Given problem >>
Write out each entry, exactly the way it appears.
____ Supplied data
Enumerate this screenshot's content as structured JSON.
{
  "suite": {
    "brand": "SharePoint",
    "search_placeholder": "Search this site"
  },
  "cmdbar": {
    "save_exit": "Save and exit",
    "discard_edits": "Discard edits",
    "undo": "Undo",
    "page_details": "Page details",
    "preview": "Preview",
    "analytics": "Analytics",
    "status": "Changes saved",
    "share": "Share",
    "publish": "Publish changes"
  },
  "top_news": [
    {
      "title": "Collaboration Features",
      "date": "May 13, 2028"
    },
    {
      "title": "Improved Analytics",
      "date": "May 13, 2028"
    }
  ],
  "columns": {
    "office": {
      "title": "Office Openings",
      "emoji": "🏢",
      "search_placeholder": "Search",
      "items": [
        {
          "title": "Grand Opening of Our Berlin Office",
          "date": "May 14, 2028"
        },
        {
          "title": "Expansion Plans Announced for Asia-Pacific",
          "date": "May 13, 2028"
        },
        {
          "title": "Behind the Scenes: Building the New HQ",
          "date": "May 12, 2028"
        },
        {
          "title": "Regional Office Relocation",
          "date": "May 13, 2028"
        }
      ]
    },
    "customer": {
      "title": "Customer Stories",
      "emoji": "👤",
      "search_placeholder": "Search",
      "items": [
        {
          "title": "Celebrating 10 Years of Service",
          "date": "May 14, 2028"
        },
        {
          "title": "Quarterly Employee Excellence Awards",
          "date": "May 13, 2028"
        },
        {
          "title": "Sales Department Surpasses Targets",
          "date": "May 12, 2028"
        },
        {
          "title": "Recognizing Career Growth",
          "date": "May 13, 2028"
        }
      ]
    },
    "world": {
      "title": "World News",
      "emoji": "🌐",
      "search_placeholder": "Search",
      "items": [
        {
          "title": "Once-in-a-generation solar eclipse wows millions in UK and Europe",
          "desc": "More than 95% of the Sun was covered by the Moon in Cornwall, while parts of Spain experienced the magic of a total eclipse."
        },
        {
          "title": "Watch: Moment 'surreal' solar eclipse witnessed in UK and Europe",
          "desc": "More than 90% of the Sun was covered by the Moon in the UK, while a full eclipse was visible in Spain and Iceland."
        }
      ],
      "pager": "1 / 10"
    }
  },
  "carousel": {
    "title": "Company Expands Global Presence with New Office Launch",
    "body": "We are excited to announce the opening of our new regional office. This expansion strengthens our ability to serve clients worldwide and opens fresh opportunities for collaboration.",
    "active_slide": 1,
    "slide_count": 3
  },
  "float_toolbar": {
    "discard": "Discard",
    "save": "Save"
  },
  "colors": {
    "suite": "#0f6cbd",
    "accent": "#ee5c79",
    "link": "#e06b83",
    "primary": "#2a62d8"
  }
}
________
Full answer >>
Enumerate this screenshot's content as structured JSON.
{
  "suite": {
    "brand": "SharePoint",
    "search_placeholder": "Search this site"
  },
  "cmdbar": {
    "save_exit": "Save and exit",
    "discard_edits": "Discard edits",
    "undo": "Undo",
    "page_details": "Page details",
    "preview": "Preview",
    "analytics": "Analytics",
    "status": "Changes saved",
    "share": "Share",
    "publish": "Publish changes"
  },
  "top_news": [
    {
      "title": "Collaboration Features",
      "date": "May 13, 2028"
    },
    {
      "title": "Improved Analytics",
      "date": "May 13, 2028"
    }
  ],
  "columns": {
    "office": {
      "title": "Office Openings",
      "emoji": "🏢",
      "search_placeholder": "Search",
      "items": [
        {
          "title": "Grand Opening of Our Berlin Office",
          "date": "May 14, 2028"
        },
        {
          "title": "Expansion Plans Announced for Asia-Pacific",
          "date": "May 13, 2028"
        },
        {
          "title": "Behind the Scenes: Building the New HQ",
          "date": "May 12, 2028"
        },
        {
          "title": "Regional Office Relocation",
          "date": "May 13, 2028"
        }
      ]
    },
    "customer": {
      "title": "Customer Stories",
      "emoji": "👤",
      "search_placeholder": "Search",
      "items": [
        {
          "title": "Celebrating 10 Years of Service",
          "date": "May 14, 2028"
        },
        {
          "title": "Quarterly Employee Excellence Awards",
          "date": "May 13, 2028"
        },
        {
          "title": "Sales Department Surpasses Targets",
          "date": "May 12, 2028"
        },
        {
          "title": "Recognizing Career Growth",
          "date": "May 13, 2028"
        }
      ]
    },
    "world": {
      "title": "World News",
      "emoji": "🌐",
      "search_placeholder": "Search",
      "items": [
        {
          "title": "Once-in-a-generation solar eclipse wows millions in UK and Europe",
          "desc": "More than 95% of the Sun was covered by the Moon in Cornwall, while parts of Spain experienced the magic of a total eclipse."
        },
        {
          "title": "Watch: Moment 'surreal' solar eclipse witnessed in UK and Europe",
          "desc": "More than 90% of the Sun was covered by the Moon in the UK, while a full eclipse was visible in Spain and Iceland."
        }
      ],
      "pager": "1 / 10"
    }
  },
  "carousel": {
    "title": "Company Expands Global Presence with New Office Launch",
    "body": "We are excited to announce the opening of our new regional office. This expansion strengthens our ability to serve clients worldwide and opens fresh opportunities for collaboration.",
    "active_slide": 1,
    "slide_count": 3
  },
  "float_toolbar": {
    "discard": "Discard",
    "save": "Save"
  },
  "colors": {
    "suite": "#0f6cbd",
    "accent": "#ee5c79",
    "link": "#e06b83",
    "primary": "#2a62d8"
  }
}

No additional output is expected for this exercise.